Items from a figure collection:
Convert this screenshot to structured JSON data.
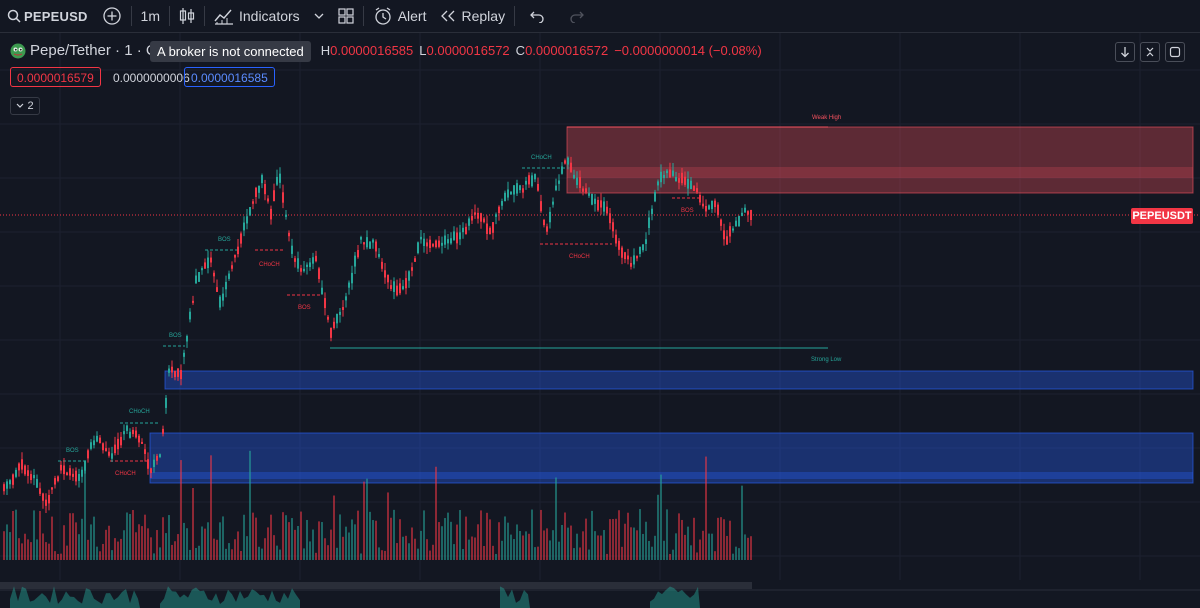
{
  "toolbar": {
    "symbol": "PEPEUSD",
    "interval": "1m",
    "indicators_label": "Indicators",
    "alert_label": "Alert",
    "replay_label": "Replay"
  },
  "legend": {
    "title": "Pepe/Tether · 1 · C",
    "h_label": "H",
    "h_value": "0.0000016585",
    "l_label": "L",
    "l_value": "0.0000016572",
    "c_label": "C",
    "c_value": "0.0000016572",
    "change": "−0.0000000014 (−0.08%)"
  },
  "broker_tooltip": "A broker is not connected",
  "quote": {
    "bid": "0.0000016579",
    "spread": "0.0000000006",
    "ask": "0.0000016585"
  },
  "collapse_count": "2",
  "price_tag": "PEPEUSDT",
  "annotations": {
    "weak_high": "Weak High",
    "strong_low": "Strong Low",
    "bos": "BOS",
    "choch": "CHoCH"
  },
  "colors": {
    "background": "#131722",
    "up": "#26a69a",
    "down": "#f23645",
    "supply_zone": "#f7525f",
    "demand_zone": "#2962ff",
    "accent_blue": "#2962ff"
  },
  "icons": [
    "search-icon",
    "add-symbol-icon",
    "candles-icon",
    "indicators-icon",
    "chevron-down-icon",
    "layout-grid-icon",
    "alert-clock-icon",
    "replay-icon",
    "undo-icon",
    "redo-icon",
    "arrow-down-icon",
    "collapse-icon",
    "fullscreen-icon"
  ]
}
---
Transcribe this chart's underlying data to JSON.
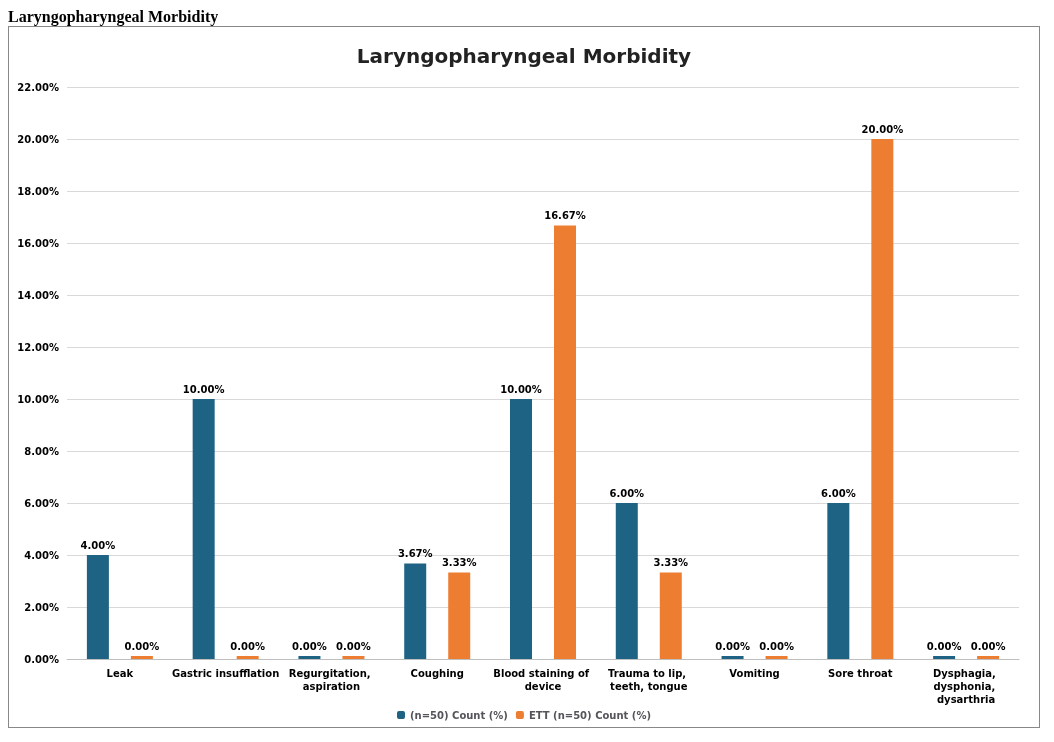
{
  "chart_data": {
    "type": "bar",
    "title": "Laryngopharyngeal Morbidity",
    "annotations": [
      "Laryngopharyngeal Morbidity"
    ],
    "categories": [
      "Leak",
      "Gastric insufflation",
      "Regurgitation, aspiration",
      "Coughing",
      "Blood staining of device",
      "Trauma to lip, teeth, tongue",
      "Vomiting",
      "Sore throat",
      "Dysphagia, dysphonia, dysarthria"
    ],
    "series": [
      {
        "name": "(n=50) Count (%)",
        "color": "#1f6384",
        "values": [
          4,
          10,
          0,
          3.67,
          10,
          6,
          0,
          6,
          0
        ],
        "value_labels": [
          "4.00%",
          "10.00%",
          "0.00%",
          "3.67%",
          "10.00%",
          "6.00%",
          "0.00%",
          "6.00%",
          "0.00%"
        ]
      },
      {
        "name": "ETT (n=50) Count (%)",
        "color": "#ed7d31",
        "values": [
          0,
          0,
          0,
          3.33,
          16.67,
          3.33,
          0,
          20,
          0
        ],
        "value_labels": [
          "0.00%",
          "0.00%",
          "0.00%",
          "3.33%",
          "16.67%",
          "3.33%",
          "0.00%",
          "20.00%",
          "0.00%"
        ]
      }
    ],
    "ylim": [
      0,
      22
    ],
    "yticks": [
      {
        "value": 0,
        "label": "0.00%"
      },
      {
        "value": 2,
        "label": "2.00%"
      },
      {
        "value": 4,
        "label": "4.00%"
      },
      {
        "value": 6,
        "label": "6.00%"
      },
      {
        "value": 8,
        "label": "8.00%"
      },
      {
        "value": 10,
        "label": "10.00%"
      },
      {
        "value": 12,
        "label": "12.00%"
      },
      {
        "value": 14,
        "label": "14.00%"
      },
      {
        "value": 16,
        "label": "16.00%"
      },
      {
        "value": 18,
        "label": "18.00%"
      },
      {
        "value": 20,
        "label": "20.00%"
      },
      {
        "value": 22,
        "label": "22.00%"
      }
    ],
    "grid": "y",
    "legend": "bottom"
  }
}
--
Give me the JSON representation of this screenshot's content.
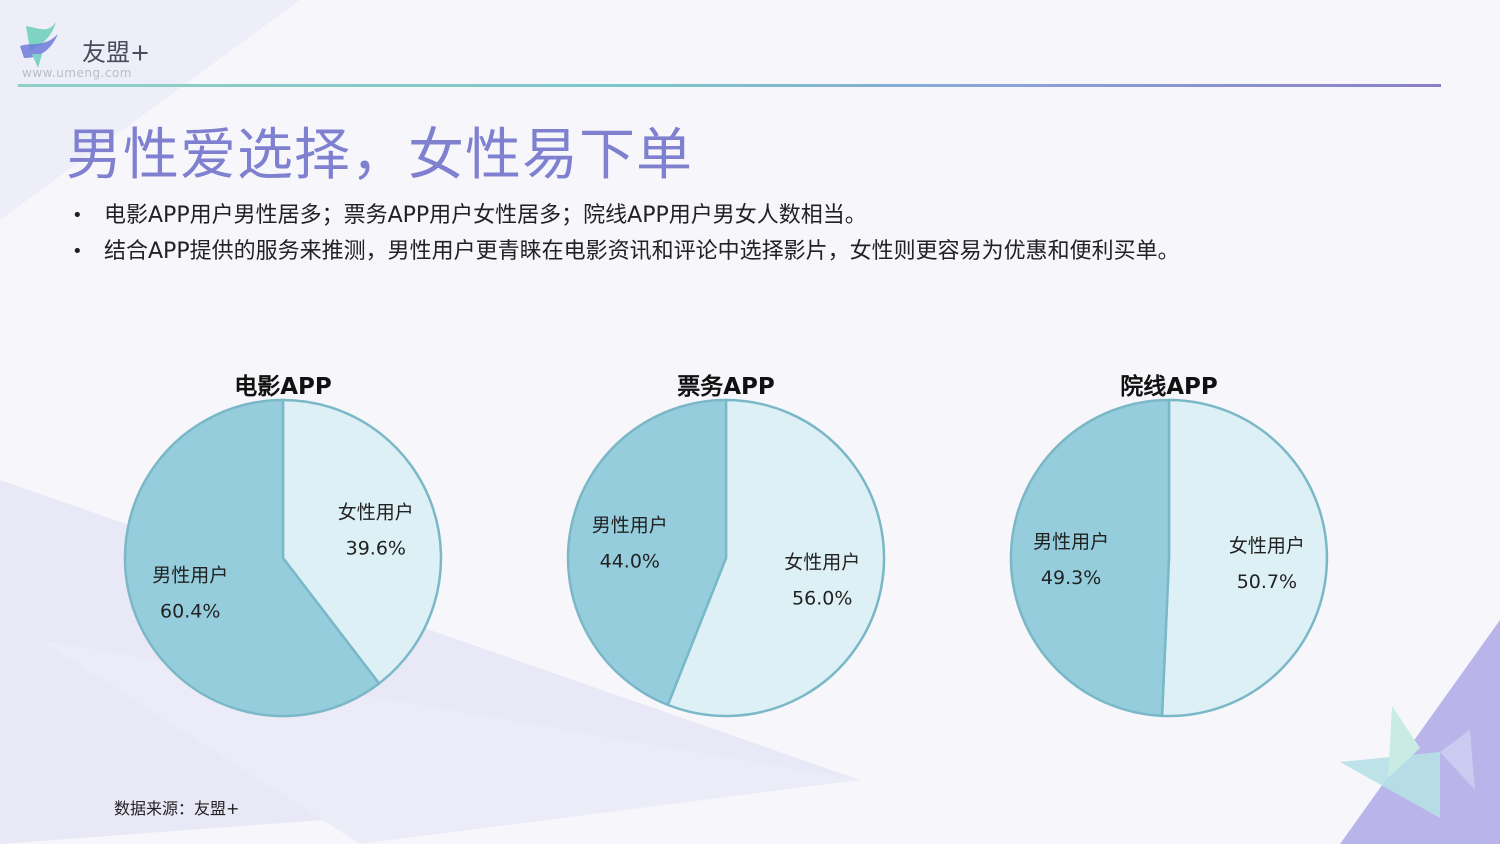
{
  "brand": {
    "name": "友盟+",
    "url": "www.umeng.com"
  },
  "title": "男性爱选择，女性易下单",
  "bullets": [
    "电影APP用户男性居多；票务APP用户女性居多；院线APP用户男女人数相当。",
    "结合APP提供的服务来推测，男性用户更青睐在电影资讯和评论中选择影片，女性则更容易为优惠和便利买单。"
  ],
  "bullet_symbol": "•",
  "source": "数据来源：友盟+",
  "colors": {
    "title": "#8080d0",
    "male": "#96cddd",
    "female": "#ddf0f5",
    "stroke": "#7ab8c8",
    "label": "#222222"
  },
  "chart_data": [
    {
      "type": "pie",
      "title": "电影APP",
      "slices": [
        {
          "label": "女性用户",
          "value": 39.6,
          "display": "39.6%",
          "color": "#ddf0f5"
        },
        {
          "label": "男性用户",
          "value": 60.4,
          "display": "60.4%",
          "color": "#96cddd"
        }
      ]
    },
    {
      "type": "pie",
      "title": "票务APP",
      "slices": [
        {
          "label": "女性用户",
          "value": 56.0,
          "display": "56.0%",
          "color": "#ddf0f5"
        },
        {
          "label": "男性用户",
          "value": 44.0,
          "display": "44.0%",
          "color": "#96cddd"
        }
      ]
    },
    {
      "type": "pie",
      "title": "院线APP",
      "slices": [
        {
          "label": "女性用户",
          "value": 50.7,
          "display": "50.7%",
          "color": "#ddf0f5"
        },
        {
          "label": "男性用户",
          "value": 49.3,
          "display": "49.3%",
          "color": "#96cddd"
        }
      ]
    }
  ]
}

## [Exercise instructions]
Look above for every line with the word "display" and copy it.

## [The result]
          "display": "39.6%",
          "display": "60.4%",
          "display": "56.0%",
          "display": "44.0%",
          "display": "50.7%",
          "display": "49.3%",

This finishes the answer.